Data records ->
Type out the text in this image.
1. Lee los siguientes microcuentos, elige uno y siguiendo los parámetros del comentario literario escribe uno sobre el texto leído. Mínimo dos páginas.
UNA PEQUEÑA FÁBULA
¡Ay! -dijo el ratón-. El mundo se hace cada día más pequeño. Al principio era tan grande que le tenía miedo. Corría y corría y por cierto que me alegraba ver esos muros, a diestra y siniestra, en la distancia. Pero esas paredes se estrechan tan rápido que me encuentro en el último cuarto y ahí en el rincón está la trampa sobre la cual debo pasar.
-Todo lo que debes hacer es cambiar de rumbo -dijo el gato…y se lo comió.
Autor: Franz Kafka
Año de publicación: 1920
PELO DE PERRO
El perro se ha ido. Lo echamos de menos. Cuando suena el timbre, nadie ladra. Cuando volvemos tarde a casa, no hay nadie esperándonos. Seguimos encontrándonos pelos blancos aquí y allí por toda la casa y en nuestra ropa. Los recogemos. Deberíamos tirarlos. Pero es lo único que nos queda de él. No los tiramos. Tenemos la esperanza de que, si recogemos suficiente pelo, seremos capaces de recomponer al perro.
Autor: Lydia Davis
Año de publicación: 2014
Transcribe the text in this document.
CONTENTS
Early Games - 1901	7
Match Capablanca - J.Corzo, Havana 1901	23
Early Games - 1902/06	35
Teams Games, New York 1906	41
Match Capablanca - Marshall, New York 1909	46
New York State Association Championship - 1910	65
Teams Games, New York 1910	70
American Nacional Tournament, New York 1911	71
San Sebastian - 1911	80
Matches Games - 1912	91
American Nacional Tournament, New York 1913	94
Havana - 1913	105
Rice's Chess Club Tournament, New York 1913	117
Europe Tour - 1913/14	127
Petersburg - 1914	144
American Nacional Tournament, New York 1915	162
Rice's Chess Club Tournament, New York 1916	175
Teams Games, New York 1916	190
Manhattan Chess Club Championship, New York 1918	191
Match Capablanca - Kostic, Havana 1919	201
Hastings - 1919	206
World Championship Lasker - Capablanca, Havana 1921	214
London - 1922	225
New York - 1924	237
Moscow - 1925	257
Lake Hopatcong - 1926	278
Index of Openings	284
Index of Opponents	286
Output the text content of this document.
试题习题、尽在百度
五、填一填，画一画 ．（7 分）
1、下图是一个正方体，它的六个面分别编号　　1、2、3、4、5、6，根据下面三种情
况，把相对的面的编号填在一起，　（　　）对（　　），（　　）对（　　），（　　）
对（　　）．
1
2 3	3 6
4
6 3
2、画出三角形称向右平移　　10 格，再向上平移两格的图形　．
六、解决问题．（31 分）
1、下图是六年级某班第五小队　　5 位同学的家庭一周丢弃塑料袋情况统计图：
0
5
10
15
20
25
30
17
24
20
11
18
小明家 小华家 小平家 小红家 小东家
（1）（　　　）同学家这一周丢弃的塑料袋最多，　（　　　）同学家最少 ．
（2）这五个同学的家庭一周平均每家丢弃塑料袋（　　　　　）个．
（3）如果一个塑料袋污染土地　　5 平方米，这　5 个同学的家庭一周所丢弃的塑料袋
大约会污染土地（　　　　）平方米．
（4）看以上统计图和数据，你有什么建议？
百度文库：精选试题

Aim of the task -> Report each line in the preceding entries that holds the string "Championship".

Answer to the problem ->
New York State Association Championship - 1910	65
Manhattan Chess Club Championship, New York 1918	191
World Championship Lasker - Capablanca, Havana 1921	214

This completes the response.